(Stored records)

## start

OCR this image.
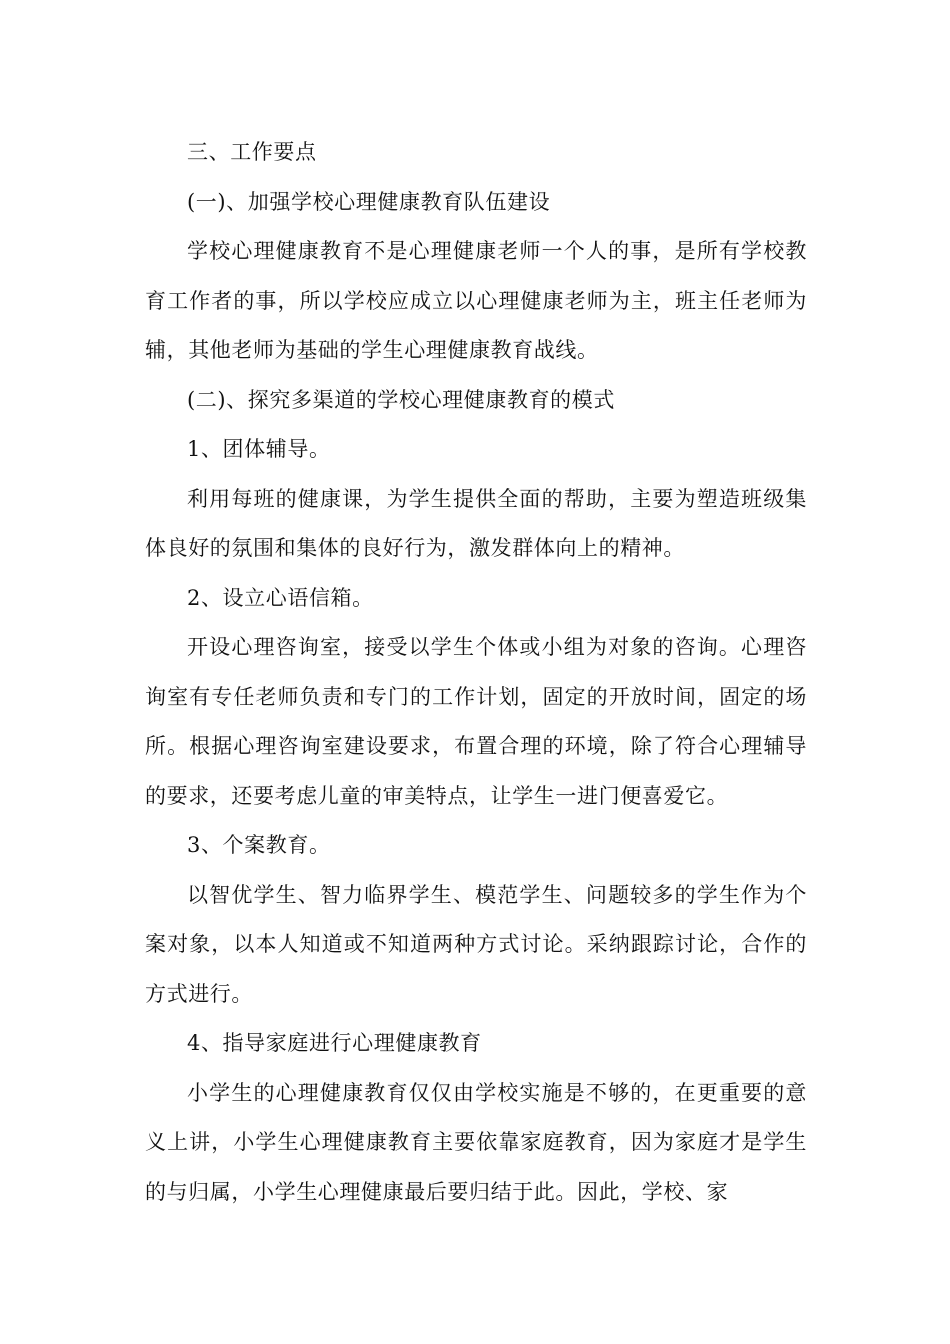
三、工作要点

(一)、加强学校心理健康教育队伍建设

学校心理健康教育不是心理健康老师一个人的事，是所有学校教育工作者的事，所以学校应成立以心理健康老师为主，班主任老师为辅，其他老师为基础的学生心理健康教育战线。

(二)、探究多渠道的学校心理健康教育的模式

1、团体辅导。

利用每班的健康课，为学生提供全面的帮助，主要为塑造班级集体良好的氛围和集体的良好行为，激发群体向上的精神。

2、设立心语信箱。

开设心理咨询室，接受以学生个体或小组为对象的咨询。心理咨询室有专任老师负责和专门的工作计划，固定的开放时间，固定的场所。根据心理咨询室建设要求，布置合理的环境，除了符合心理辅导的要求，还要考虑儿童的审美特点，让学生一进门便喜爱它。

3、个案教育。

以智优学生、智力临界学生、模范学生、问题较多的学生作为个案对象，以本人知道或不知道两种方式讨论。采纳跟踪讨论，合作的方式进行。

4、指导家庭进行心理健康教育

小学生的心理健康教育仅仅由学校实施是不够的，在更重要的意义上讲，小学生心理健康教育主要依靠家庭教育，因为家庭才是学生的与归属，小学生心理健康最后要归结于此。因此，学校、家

## end

THE EXERCISE>
The records above need to be restated word for word, with the pictures left out.

THE RESULT>
OCR this image.
三、工作要点

(一)、加强学校心理健康教育队伍建设

学校心理健康教育不是心理健康老师一个人的事，是所有学校教育工作者的事，所以学校应成立以心理健康老师为主，班主任老师为辅，其他老师为基础的学生心理健康教育战线。

(二)、探究多渠道的学校心理健康教育的模式

1、团体辅导。

利用每班的健康课，为学生提供全面的帮助，主要为塑造班级集体良好的氛围和集体的良好行为，激发群体向上的精神。

2、设立心语信箱。

开设心理咨询室，接受以学生个体或小组为对象的咨询。心理咨询室有专任老师负责和专门的工作计划，固定的开放时间，固定的场所。根据心理咨询室建设要求，布置合理的环境，除了符合心理辅导的要求，还要考虑儿童的审美特点，让学生一进门便喜爱它。

3、个案教育。

以智优学生、智力临界学生、模范学生、问题较多的学生作为个案对象，以本人知道或不知道两种方式讨论。采纳跟踪讨论，合作的方式进行。

4、指导家庭进行心理健康教育

小学生的心理健康教育仅仅由学校实施是不够的，在更重要的意义上讲，小学生心理健康教育主要依靠家庭教育，因为家庭才是学生的与归属，小学生心理健康最后要归结于此。因此，学校、家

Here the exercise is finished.